Stated goal:
Write the records below out again exactly as given, with no images.

┌──

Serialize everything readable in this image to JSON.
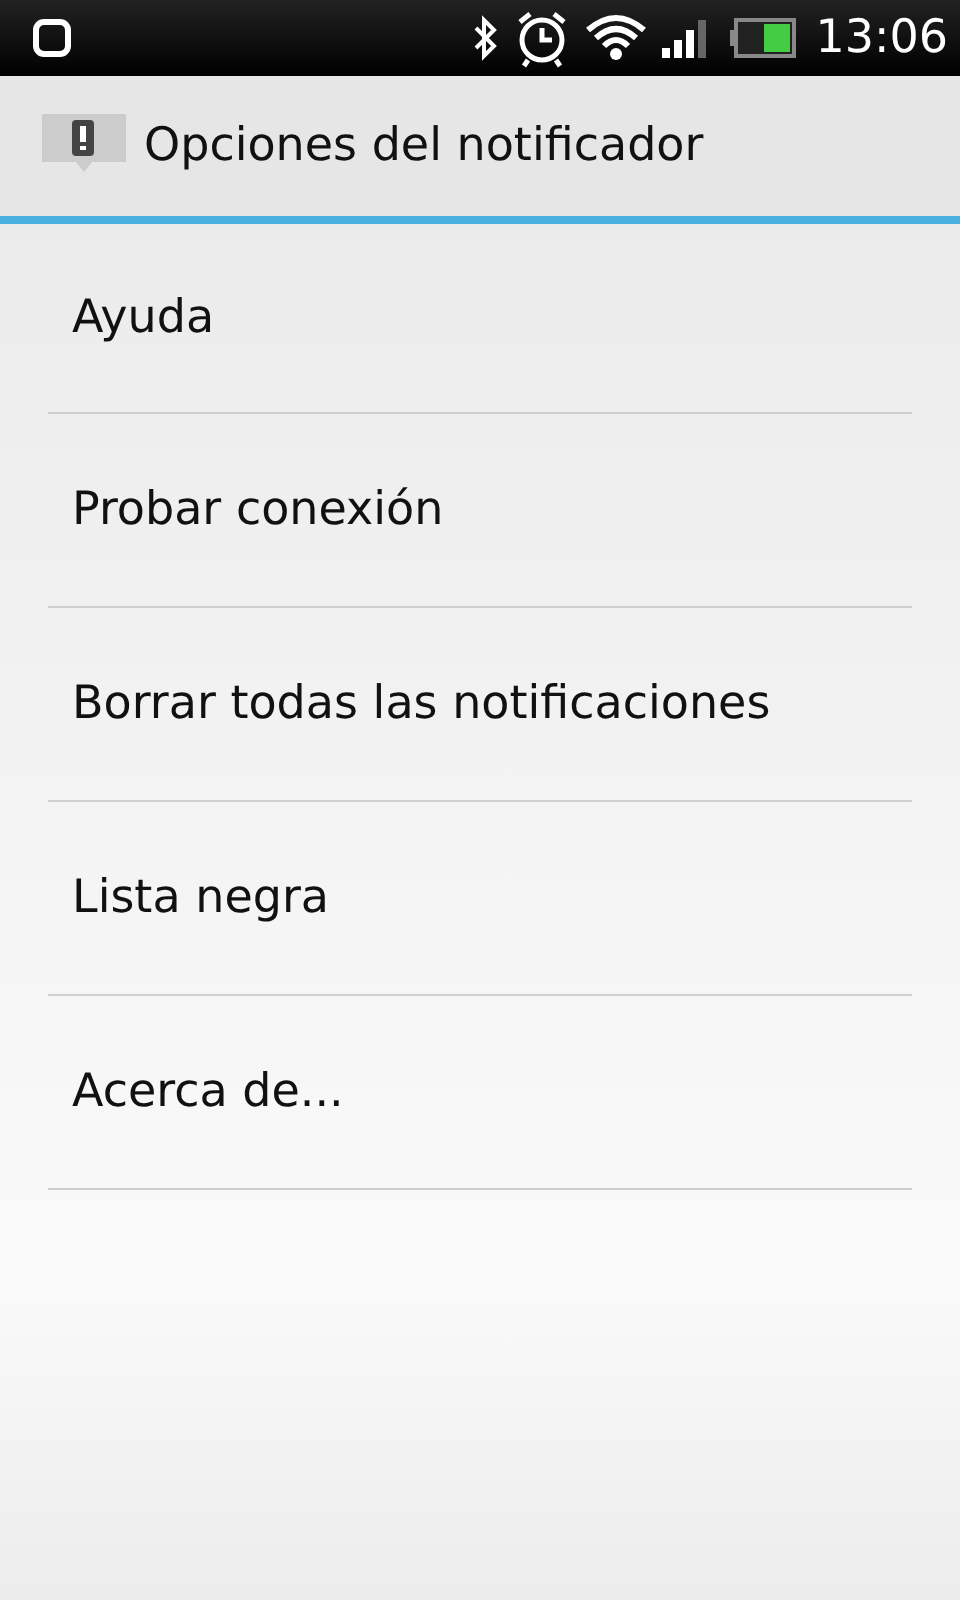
{
  "status_bar": {
    "time": "13:06"
  },
  "title_bar": {
    "title": "Opciones del notificador"
  },
  "menu": [
    {
      "label": "Ayuda"
    },
    {
      "label": "Probar conexión"
    },
    {
      "label": "Borrar todas las notificaciones"
    },
    {
      "label": "Lista negra"
    },
    {
      "label": "Acerca de..."
    }
  ]
}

└──

Exercise result:
Serialize everything readable in this image to JSON.
{
  "status_bar": {
    "time": "13:06"
  },
  "title_bar": {
    "title": "Opciones del notificador"
  },
  "menu": [
    {
      "label": "Ayuda"
    },
    {
      "label": "Probar conexión"
    },
    {
      "label": "Borrar todas las notificaciones"
    },
    {
      "label": "Lista negra"
    },
    {
      "label": "Acerca de..."
    }
  ]
}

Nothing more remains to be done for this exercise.